(Figure collection entries)
— Start —

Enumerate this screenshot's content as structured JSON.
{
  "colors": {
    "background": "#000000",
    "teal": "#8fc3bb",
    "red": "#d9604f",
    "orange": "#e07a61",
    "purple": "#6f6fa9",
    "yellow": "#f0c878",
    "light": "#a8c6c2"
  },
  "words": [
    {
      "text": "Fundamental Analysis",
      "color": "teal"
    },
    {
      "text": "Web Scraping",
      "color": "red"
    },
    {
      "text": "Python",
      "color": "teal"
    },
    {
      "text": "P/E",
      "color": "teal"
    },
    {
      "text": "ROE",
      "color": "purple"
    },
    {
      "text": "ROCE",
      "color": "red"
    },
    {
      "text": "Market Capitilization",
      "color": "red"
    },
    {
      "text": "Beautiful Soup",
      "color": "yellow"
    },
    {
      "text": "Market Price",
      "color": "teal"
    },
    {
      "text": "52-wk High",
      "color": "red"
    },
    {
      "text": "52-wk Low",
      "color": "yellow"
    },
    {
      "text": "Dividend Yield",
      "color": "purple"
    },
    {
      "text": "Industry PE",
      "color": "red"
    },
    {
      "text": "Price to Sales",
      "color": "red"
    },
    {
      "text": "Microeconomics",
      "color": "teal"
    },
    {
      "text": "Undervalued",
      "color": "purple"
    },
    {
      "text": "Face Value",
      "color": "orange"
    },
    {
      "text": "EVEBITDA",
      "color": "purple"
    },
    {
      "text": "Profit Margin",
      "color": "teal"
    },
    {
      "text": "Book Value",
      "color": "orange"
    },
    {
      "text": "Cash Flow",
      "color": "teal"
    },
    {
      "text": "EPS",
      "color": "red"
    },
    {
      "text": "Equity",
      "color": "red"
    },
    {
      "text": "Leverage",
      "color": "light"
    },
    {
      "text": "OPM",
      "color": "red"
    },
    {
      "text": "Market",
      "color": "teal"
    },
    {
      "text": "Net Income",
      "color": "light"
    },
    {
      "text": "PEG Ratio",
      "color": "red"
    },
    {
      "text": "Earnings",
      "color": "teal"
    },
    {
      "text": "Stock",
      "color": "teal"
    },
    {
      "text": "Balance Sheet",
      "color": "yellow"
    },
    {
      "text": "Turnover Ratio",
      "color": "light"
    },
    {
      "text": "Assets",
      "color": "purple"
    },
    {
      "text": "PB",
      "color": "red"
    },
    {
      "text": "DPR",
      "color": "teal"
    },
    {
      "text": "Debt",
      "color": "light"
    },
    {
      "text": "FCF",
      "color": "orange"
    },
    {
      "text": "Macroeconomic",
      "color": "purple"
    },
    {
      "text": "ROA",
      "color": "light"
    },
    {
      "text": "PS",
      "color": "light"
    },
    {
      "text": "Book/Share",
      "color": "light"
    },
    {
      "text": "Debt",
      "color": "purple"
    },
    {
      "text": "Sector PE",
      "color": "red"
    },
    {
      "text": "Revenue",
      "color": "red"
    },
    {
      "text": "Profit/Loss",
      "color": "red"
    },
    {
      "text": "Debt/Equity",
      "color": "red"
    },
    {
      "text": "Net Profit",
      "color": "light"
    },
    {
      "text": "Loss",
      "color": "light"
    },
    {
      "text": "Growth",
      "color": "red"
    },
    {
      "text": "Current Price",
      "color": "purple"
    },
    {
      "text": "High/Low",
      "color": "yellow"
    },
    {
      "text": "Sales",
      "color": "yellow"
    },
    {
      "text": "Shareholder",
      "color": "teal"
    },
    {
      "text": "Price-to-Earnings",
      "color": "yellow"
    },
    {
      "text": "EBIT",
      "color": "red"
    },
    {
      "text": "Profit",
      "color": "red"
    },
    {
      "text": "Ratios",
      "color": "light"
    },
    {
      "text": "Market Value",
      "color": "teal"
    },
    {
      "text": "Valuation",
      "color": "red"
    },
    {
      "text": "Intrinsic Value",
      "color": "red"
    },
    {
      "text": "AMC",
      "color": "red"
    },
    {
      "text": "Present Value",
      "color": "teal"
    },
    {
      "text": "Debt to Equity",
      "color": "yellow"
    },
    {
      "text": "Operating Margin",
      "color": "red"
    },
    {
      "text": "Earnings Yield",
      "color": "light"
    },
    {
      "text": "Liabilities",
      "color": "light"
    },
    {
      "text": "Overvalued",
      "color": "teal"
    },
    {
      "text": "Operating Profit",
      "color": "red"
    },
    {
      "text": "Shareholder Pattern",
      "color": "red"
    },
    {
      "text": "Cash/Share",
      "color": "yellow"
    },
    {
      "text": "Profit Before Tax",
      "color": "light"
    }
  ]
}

— End —

Which lines hold the word "Yield"? Copy all of them.

      "text": "Dividend Yield",
      "text": "Earnings Yield",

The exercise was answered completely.